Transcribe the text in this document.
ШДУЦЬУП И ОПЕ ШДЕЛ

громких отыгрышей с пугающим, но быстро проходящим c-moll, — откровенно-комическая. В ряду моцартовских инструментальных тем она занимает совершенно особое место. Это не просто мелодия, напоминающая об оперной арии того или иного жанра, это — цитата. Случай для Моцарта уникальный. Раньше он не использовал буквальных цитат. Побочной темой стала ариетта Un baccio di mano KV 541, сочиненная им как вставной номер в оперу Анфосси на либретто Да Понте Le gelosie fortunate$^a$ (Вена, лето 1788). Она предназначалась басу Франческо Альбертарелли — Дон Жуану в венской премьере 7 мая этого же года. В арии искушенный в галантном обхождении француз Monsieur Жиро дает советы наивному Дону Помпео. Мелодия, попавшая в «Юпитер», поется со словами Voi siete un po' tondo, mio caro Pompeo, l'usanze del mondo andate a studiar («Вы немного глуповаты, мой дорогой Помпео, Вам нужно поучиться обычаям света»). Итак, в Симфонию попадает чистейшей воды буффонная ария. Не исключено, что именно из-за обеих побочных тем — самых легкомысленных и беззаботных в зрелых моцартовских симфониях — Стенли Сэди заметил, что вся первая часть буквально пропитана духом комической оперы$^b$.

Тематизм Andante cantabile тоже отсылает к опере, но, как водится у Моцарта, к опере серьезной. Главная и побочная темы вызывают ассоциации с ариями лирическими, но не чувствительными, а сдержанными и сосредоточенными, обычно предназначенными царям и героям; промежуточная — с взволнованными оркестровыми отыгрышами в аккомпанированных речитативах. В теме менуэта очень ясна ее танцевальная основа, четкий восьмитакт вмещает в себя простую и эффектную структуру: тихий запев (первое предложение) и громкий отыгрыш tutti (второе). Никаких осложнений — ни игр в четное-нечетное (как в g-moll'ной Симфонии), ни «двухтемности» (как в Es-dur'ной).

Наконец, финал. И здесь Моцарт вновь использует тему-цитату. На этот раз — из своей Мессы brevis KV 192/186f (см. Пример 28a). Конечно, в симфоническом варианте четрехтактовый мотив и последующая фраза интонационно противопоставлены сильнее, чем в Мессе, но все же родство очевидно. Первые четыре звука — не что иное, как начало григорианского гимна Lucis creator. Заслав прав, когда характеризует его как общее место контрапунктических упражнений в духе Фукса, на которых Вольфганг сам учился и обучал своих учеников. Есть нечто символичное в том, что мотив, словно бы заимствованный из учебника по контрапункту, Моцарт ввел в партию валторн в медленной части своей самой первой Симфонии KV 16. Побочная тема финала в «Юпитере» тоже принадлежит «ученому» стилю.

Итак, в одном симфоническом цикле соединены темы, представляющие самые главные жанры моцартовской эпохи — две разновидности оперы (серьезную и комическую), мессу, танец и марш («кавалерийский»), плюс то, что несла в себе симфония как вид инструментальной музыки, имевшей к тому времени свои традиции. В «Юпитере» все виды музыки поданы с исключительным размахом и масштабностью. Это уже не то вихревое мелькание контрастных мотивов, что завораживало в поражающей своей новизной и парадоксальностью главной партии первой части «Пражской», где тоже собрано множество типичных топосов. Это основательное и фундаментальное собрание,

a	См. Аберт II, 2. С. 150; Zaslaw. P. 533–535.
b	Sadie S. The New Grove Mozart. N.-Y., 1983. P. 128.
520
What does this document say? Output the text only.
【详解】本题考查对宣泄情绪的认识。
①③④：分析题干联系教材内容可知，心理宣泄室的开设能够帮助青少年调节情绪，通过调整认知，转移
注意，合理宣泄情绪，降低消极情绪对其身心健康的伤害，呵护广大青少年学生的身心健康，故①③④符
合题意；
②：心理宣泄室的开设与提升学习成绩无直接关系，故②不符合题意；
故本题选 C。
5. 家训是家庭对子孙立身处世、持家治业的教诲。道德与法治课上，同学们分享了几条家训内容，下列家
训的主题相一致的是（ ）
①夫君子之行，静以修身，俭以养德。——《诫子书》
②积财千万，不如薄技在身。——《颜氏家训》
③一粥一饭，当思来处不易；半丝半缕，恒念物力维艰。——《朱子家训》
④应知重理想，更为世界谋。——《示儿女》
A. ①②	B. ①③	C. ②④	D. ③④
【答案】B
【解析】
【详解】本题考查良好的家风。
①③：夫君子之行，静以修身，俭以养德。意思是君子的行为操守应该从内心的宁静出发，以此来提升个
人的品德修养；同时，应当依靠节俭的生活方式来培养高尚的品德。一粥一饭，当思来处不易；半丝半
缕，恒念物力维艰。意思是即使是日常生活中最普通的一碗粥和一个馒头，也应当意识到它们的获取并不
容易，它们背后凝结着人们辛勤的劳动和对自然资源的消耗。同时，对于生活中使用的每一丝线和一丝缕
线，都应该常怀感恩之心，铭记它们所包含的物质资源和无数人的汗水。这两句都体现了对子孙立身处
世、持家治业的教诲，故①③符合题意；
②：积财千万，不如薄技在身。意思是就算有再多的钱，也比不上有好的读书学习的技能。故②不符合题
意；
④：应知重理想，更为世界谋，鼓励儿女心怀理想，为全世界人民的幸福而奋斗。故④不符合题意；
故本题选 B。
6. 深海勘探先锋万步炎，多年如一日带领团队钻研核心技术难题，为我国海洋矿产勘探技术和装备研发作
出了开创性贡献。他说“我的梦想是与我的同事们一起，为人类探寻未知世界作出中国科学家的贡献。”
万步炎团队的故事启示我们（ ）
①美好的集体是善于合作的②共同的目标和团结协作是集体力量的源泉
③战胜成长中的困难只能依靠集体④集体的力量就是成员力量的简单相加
#####
Brief |
Output the data above exactly, please, line for line.

Correct result |
Transcribe the text in this document.
ШДУЦЬУП И ОПЕ ШДЕЛ

громких отыгрышей с пугающим, но быстро проходящим c-moll, — откровенно-комическая. В ряду моцартовских инструментальных тем она занимает совершенно особое место. Это не просто мелодия, напоминающая об оперной арии того или иного жанра, это — цитата. Случай для Моцарта уникальный. Раньше он не использовал буквальных цитат. Побочной темой стала ариетта Un baccio di mano KV 541, сочиненная им как вставной номер в оперу Анфосси на либретто Да Понте Le gelosie fortunate$^a$ (Вена, лето 1788). Она предназначалась басу Франческо Альбертарелли — Дон Жуану в венской премьере 7 мая этого же года. В арии искушенный в галантном обхождении француз Monsieur Жиро дает советы наивному Дону Помпео. Мелодия, попавшая в «Юпитер», поется со словами Voi siete un po' tondo, mio caro Pompeo, l'usanze del mondo andate a studiar («Вы немного глуповаты, мой дорогой Помпео, Вам нужно поучиться обычаям света»). Итак, в Симфонию попадает чистейшей воды буффонная ария. Не исключено, что именно из-за обеих побочных тем — самых легкомысленных и беззаботных в зрелых моцартовских симфониях — Стенли Сэди заметил, что вся первая часть буквально пропитана духом комической оперы$^b$.

Тематизм Andante cantabile тоже отсылает к опере, но, как водится у Моцарта, к опере серьезной. Главная и побочная темы вызывают ассоциации с ариями лирическими, но не чувствительными, а сдержанными и сосредоточенными, обычно предназначенными царям и героям; промежуточная — с взволнованными оркестровыми отыгрышами в аккомпанированных речитативах. В теме менуэта очень ясна ее танцевальная основа, четкий восьмитакт вмещает в себя простую и эффектную структуру: тихий запев (первое предложение) и громкий отыгрыш tutti (второе). Никаких осложнений — ни игр в четное-нечетное (как в g-moll'ной Симфонии), ни «двухтемности» (как в Es-dur'ной).

Наконец, финал. И здесь Моцарт вновь использует тему-цитату. На этот раз — из своей Мессы brevis KV 192/186f (см. Пример 28a). Конечно, в симфоническом варианте четрехтактовый мотив и последующая фраза интонационно противопоставлены сильнее, чем в Мессе, но все же родство очевидно. Первые четыре звука — не что иное, как начало григорианского гимна Lucis creator. Заслав прав, когда характеризует его как общее место контрапунктических упражнений в духе Фукса, на которых Вольфганг сам учился и обучал своих учеников. Есть нечто символичное в том, что мотив, словно бы заимствованный из учебника по контрапункту, Моцарт ввел в партию валторн в медленной части своей самой первой Симфонии KV 16. Побочная тема финала в «Юпитере» тоже принадлежит «ученому» стилю.

Итак, в одном симфоническом цикле соединены темы, представляющие самые главные жанры моцартовской эпохи — две разновидности оперы (серьезную и комическую), мессу, танец и марш («кавалерийский»), плюс то, что несла в себе симфония как вид инструментальной музыки, имевшей к тому времени свои традиции. В «Юпитере» все виды музыки поданы с исключительным размахом и масштабностью. Это уже не то вихревое мелькание контрастных мотивов, что завораживало в поражающей своей новизной и парадоксальностью главной партии первой части «Пражской», где тоже собрано множество типичных топосов. Это основательное и фундаментальное собрание,

a	См. Аберт II, 2. С. 150; Zaslaw. P. 533–535.
b	Sadie S. The New Grove Mozart. N.-Y., 1983. P. 128.
520
What does this document say? Output the text only.
【详解】本题考查对宣泄情绪的认识。
①③④：分析题干联系教材内容可知，心理宣泄室的开设能够帮助青少年调节情绪，通过调整认知，转移
注意，合理宣泄情绪，降低消极情绪对其身心健康的伤害，呵护广大青少年学生的身心健康，故①③④符
合题意；
②：心理宣泄室的开设与提升学习成绩无直接关系，故②不符合题意；
故本题选 C。
5. 家训是家庭对子孙立身处世、持家治业的教诲。道德与法治课上，同学们分享了几条家训内容，下列家
训的主题相一致的是（ ）
①夫君子之行，静以修身，俭以养德。——《诫子书》
②积财千万，不如薄技在身。——《颜氏家训》
③一粥一饭，当思来处不易；半丝半缕，恒念物力维艰。——《朱子家训》
④应知重理想，更为世界谋。——《示儿女》
A. ①②	B. ①③	C. ②④	D. ③④
【答案】B
【解析】
【详解】本题考查良好的家风。
①③：夫君子之行，静以修身，俭以养德。意思是君子的行为操守应该从内心的宁静出发，以此来提升个
人的品德修养；同时，应当依靠节俭的生活方式来培养高尚的品德。一粥一饭，当思来处不易；半丝半
缕，恒念物力维艰。意思是即使是日常生活中最普通的一碗粥和一个馒头，也应当意识到它们的获取并不
容易，它们背后凝结着人们辛勤的劳动和对自然资源的消耗。同时，对于生活中使用的每一丝线和一丝缕
线，都应该常怀感恩之心，铭记它们所包含的物质资源和无数人的汗水。这两句都体现了对子孙立身处
世、持家治业的教诲，故①③符合题意；
②：积财千万，不如薄技在身。意思是就算有再多的钱，也比不上有好的读书学习的技能。故②不符合题
意；
④：应知重理想，更为世界谋，鼓励儿女心怀理想，为全世界人民的幸福而奋斗。故④不符合题意；
故本题选 B。
6. 深海勘探先锋万步炎，多年如一日带领团队钻研核心技术难题，为我国海洋矿产勘探技术和装备研发作
出了开创性贡献。他说“我的梦想是与我的同事们一起，为人类探寻未知世界作出中国科学家的贡献。”
万步炎团队的故事启示我们（ ）
①美好的集体是善于合作的②共同的目标和团结协作是集体力量的源泉
③战胜成长中的困难只能依靠集体④集体的力量就是成员力量的简单相加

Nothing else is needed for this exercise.